Pick out the lines in the listing below that contain the word "document" and copy them.

»»

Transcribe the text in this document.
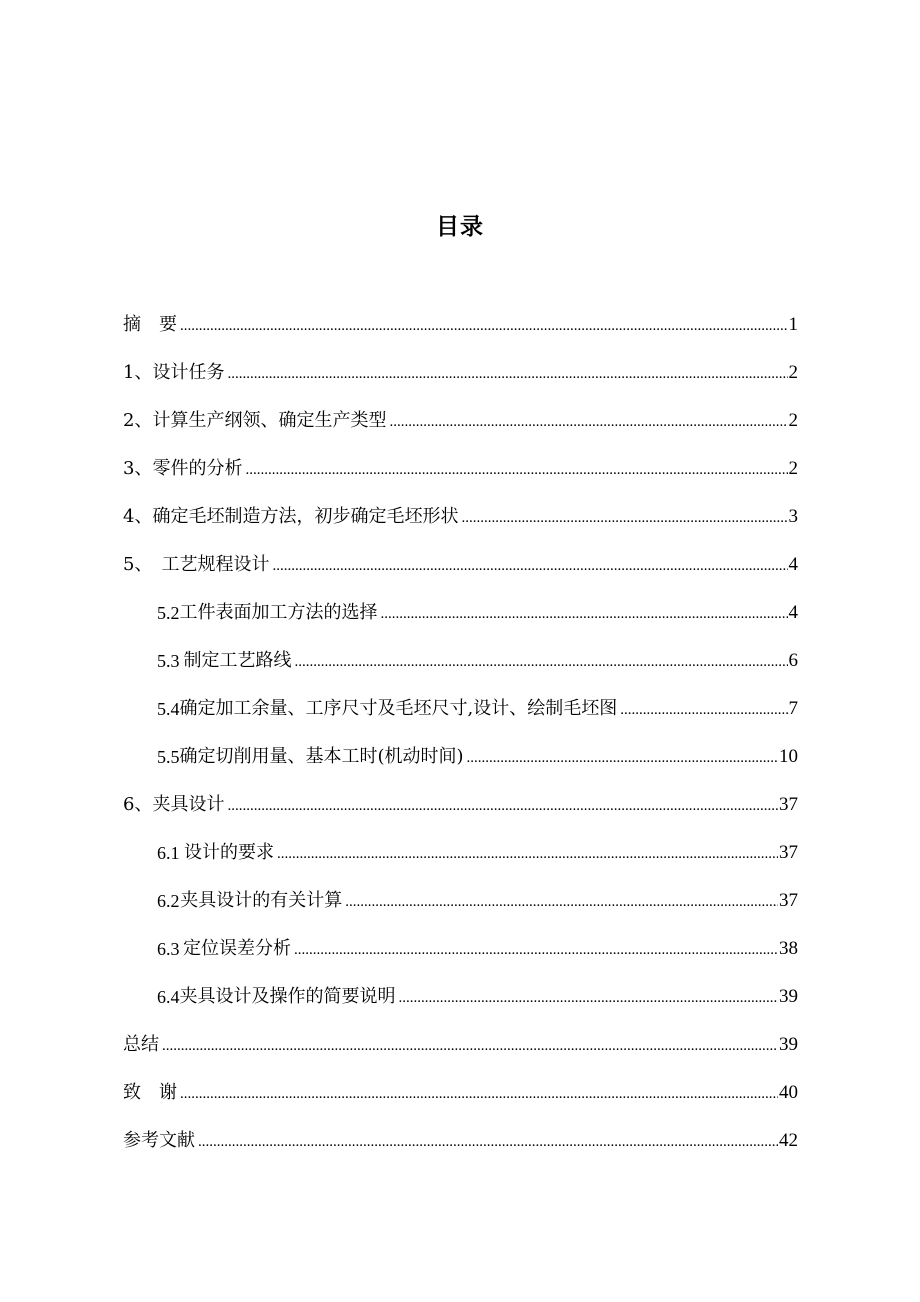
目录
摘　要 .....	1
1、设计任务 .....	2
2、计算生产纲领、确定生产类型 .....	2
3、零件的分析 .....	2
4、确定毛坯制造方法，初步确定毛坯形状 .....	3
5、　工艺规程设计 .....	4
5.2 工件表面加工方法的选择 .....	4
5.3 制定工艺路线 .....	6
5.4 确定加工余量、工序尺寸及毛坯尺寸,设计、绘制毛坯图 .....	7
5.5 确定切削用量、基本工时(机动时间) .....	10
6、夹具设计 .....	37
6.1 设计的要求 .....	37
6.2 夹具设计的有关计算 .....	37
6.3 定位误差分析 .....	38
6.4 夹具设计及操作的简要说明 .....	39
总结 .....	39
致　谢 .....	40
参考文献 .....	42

««
»»

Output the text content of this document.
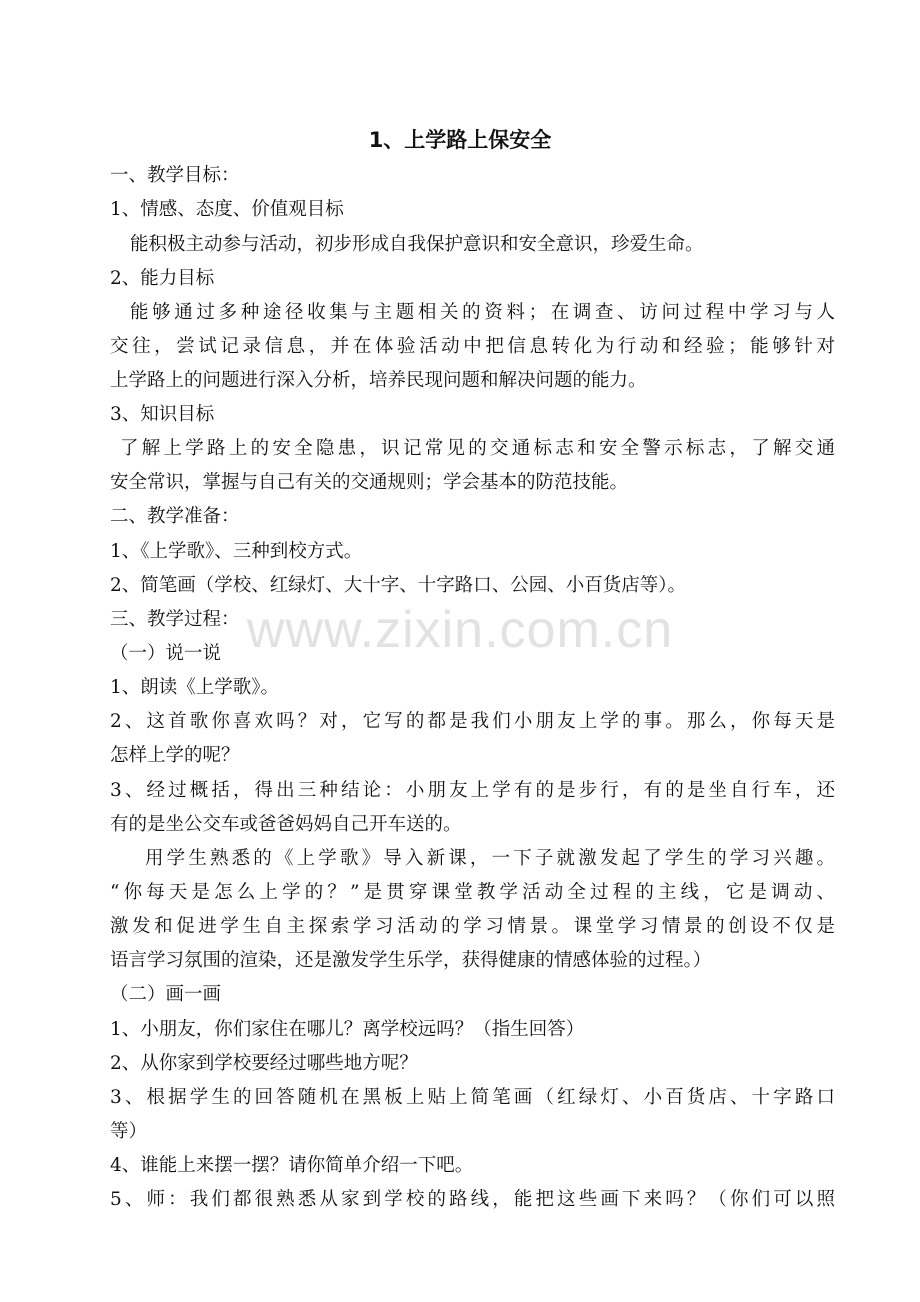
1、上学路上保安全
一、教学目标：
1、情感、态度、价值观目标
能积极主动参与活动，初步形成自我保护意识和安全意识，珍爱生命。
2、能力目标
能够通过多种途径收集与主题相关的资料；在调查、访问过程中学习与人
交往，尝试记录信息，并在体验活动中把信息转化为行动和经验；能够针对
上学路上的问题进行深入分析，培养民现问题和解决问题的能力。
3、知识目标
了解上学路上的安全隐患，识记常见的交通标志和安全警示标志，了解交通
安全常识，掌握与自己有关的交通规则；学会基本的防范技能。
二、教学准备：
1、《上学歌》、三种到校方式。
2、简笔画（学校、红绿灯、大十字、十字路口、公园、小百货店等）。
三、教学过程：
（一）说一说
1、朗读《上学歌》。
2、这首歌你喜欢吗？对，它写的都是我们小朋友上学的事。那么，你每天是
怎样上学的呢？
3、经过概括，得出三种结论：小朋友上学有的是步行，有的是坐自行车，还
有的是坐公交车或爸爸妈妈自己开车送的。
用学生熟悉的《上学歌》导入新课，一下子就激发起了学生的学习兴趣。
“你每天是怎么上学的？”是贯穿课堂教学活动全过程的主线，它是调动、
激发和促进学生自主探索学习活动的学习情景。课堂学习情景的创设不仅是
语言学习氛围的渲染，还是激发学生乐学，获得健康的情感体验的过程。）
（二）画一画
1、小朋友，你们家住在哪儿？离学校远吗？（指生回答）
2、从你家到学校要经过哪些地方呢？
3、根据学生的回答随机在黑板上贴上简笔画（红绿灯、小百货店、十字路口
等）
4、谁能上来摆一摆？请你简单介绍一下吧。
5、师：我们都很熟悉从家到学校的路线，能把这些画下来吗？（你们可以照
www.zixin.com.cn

««
»»

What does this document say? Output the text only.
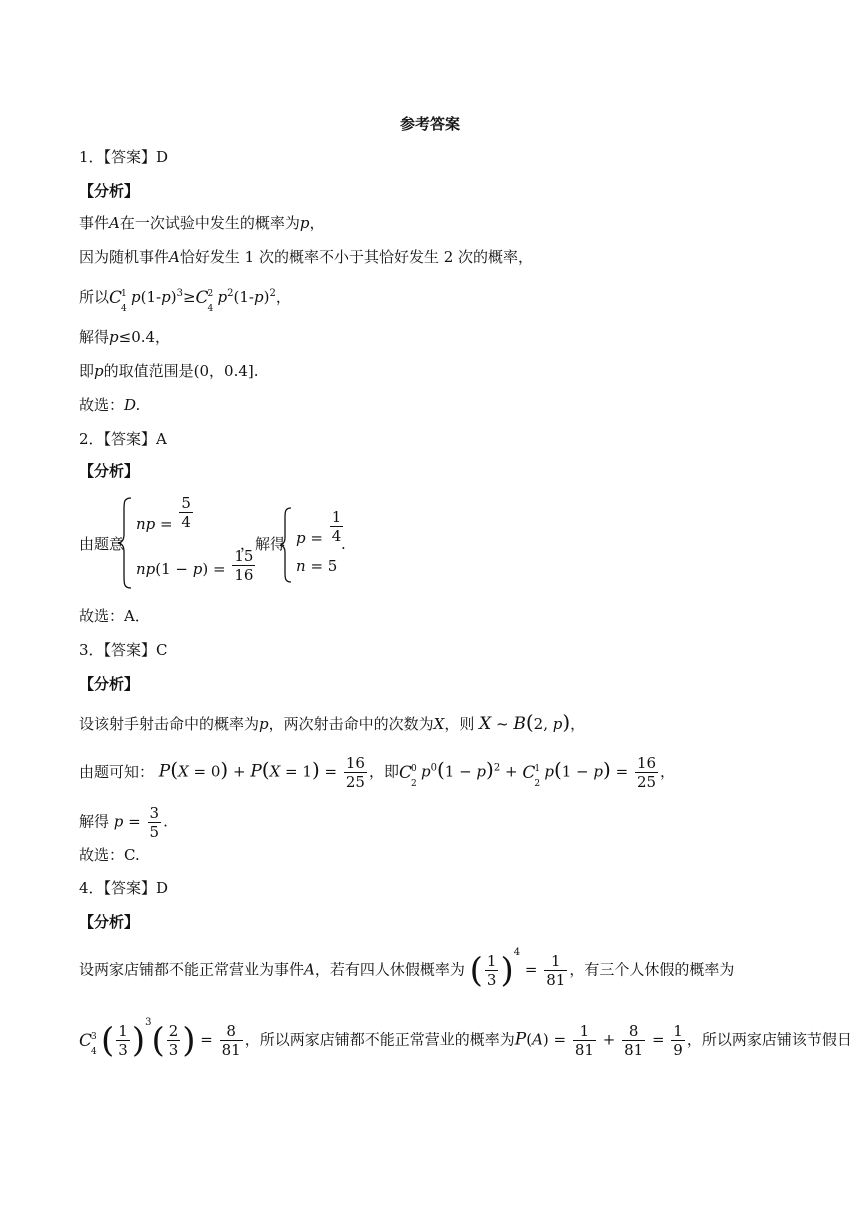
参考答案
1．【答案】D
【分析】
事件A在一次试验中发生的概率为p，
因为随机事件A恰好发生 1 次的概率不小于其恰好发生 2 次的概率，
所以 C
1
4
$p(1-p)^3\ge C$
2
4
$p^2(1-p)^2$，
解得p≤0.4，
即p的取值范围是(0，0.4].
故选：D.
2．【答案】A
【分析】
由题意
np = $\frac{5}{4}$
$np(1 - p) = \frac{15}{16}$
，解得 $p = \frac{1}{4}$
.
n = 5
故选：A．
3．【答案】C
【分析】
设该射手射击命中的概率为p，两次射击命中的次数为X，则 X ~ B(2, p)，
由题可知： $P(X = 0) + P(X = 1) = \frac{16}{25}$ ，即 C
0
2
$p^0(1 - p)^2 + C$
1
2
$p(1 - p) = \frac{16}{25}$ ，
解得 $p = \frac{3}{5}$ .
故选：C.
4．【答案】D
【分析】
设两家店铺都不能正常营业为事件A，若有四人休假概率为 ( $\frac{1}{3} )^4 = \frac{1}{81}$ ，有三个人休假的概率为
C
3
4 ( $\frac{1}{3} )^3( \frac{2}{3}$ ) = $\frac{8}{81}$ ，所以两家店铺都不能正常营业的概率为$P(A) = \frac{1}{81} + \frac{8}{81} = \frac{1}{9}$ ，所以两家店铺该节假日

««

■ Output:
Transcribe the text in this document.
Output the text content of this document.
What does this document say? Output the text only.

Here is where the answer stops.